— Start of Dataset excerpts —

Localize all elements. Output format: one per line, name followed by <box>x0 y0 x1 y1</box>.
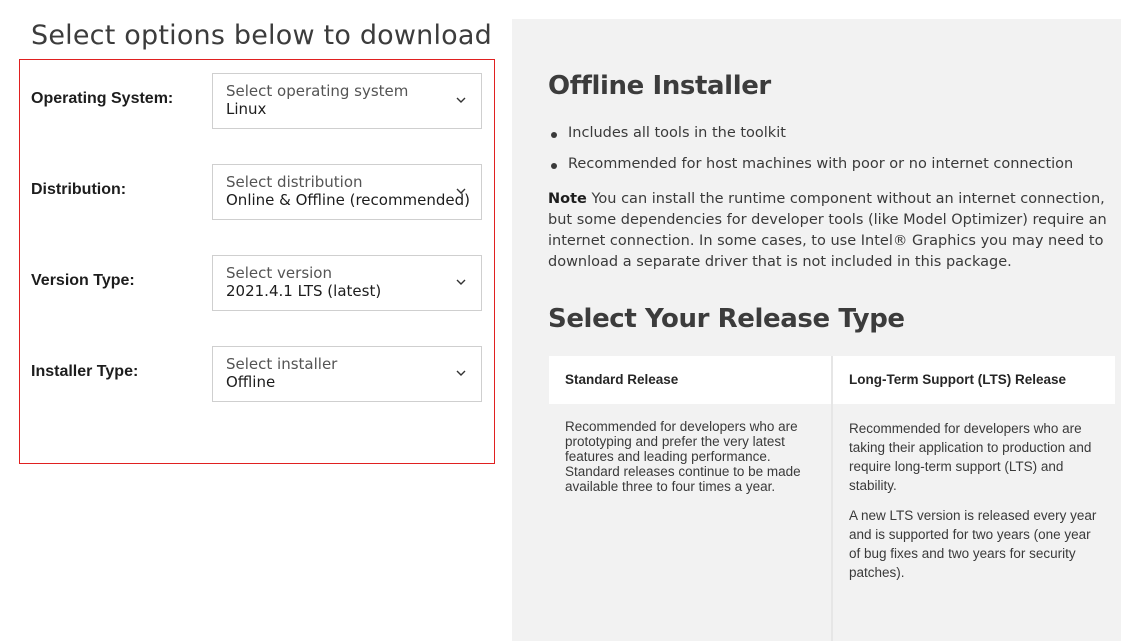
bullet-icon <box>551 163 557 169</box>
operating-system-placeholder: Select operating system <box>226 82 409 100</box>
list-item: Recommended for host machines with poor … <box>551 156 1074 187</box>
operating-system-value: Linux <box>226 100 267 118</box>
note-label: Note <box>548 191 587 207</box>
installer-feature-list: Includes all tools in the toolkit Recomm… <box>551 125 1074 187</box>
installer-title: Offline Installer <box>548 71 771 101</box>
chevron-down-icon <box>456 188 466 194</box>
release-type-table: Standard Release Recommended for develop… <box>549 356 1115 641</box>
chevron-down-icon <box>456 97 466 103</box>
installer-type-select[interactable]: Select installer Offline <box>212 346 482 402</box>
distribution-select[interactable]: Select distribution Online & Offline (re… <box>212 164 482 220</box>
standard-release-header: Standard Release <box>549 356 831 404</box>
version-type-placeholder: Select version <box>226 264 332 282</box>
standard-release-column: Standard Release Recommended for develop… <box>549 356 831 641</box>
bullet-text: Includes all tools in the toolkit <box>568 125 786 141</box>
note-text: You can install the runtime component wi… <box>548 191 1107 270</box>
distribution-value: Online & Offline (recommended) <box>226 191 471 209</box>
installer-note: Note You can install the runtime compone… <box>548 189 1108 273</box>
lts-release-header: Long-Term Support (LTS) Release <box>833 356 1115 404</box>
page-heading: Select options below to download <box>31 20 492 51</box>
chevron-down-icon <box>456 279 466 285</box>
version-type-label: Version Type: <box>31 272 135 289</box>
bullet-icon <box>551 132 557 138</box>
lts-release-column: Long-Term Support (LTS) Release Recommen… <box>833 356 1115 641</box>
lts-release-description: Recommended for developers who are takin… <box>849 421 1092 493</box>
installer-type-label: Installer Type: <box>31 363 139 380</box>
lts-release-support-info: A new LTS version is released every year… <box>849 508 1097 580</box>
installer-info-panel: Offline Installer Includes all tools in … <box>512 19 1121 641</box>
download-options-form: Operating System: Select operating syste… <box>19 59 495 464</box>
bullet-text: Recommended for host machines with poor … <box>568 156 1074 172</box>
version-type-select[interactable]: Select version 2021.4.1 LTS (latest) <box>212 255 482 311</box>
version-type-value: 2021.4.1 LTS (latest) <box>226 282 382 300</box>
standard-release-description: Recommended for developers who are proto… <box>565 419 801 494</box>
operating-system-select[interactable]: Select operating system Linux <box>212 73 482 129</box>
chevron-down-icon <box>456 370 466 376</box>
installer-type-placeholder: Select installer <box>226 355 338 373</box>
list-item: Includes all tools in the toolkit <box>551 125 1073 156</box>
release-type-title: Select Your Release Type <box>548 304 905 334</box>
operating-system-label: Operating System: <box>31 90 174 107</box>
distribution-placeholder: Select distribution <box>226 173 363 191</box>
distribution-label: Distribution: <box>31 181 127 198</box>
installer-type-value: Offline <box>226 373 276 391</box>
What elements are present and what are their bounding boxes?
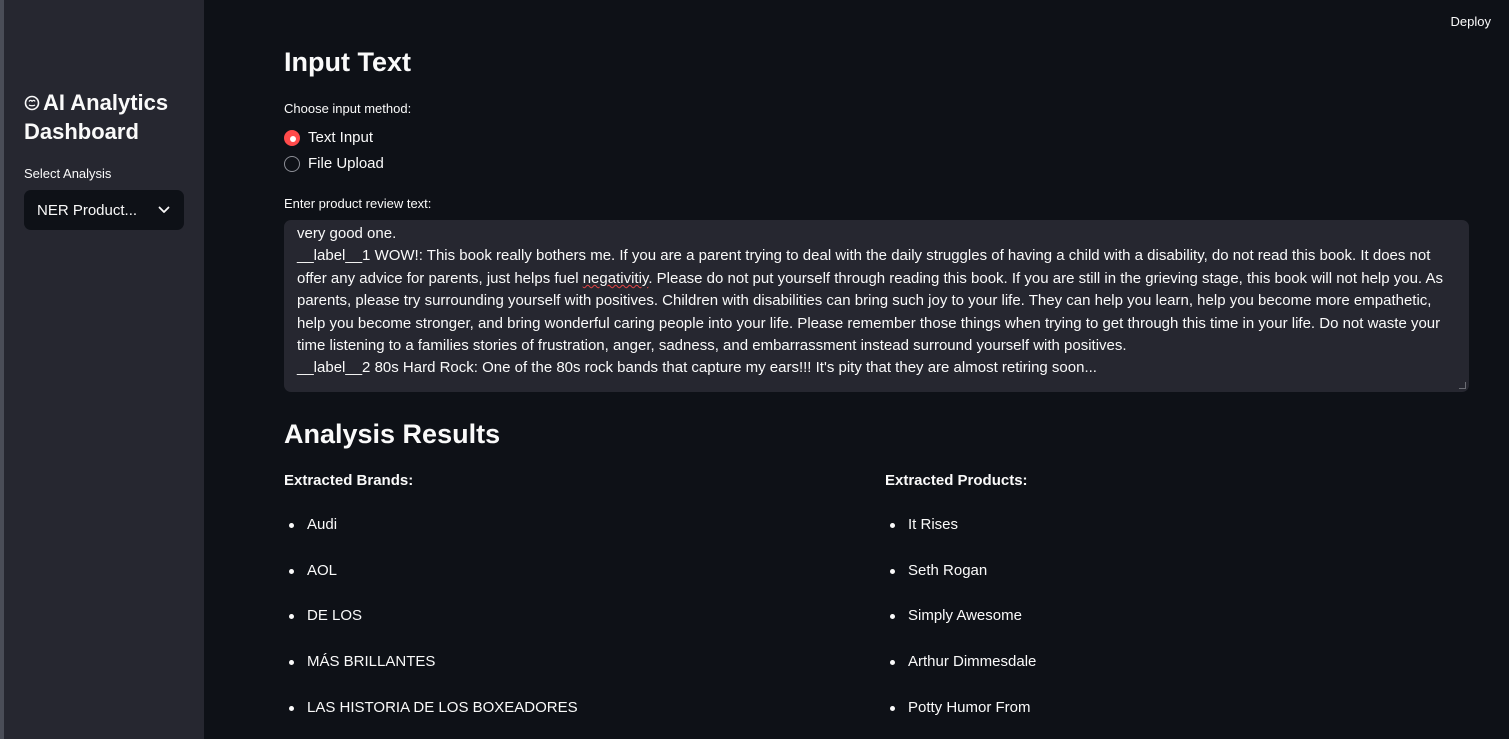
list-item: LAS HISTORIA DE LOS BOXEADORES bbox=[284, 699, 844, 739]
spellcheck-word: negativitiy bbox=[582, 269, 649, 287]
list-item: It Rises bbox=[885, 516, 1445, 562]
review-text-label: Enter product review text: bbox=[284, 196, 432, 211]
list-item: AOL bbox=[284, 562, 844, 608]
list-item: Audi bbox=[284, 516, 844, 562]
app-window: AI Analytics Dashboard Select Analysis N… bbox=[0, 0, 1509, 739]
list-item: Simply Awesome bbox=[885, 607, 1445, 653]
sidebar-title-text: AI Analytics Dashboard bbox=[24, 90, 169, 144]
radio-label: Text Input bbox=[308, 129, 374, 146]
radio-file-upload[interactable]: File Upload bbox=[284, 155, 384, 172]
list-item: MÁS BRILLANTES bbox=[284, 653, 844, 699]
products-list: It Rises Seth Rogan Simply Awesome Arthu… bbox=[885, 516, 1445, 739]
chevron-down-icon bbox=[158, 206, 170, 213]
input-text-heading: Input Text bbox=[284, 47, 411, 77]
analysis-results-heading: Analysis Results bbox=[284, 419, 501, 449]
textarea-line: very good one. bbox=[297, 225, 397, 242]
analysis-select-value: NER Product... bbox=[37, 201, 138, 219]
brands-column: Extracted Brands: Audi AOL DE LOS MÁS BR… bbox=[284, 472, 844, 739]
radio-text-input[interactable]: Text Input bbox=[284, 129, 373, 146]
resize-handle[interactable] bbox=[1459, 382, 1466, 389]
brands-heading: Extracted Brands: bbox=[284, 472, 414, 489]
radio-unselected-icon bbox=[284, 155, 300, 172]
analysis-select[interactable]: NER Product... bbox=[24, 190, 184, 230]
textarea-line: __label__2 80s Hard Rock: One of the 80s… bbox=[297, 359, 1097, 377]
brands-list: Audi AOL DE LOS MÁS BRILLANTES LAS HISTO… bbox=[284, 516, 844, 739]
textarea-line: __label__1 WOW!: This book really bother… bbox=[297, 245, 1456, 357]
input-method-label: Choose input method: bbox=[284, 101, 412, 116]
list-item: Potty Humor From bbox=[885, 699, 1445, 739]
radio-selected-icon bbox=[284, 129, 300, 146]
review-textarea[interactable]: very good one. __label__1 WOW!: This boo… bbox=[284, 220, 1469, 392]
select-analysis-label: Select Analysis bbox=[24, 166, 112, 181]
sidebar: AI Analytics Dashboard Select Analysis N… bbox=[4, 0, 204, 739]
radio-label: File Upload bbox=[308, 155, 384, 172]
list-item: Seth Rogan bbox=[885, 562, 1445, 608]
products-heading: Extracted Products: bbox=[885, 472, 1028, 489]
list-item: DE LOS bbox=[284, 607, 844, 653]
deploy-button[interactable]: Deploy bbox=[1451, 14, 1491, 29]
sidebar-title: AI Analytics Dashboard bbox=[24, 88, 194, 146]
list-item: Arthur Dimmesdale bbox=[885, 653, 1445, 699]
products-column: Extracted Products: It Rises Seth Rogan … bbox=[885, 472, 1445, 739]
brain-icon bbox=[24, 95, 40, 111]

— End of Dataset excerpts —

Stated problem:
In the data, output everything from the line containing "bullet-icon <box>551 163 557 169</box>" down to the line containing "bullet-icon <box>551 132 557 138</box>", both ends included, with each line copied character for character.

The completed task:
bullet-icon <box>551 163 557 169</box>
operating-system-placeholder: Select operating system <box>226 82 409 100</box>
list-item: Recommended for host machines with poor … <box>551 156 1074 187</box>
operating-system-value: Linux <box>226 100 267 118</box>
note-label: Note <box>548 191 587 207</box>
installer-feature-list: Includes all tools in the toolkit Recomm… <box>551 125 1074 187</box>
installer-title: Offline Installer <box>548 71 771 101</box>
chevron-down-icon <box>456 188 466 194</box>
release-type-table: Standard Release Recommended for develop… <box>549 356 1115 641</box>
chevron-down-icon <box>456 97 466 103</box>
installer-type-select[interactable]: Select installer Offline <box>212 346 482 402</box>
distribution-select[interactable]: Select distribution Online & Offline (re… <box>212 164 482 220</box>
standard-release-header: Standard Release <box>549 356 831 404</box>
version-type-placeholder: Select version <box>226 264 332 282</box>
standard-release-column: Standard Release Recommended for develop… <box>549 356 831 641</box>
bullet-text: Includes all tools in the toolkit <box>568 125 786 141</box>
note-text: You can install the runtime component wi… <box>548 191 1107 270</box>
distribution-value: Online & Offline (recommended) <box>226 191 471 209</box>
installer-note: Note You can install the runtime compone… <box>548 189 1108 273</box>
lts-release-header: Long-Term Support (LTS) Release <box>833 356 1115 404</box>
page-heading: Select options below to download <box>31 20 492 51</box>
chevron-down-icon <box>456 279 466 285</box>
version-type-label: Version Type: <box>31 272 135 289</box>
bullet-icon <box>551 132 557 138</box>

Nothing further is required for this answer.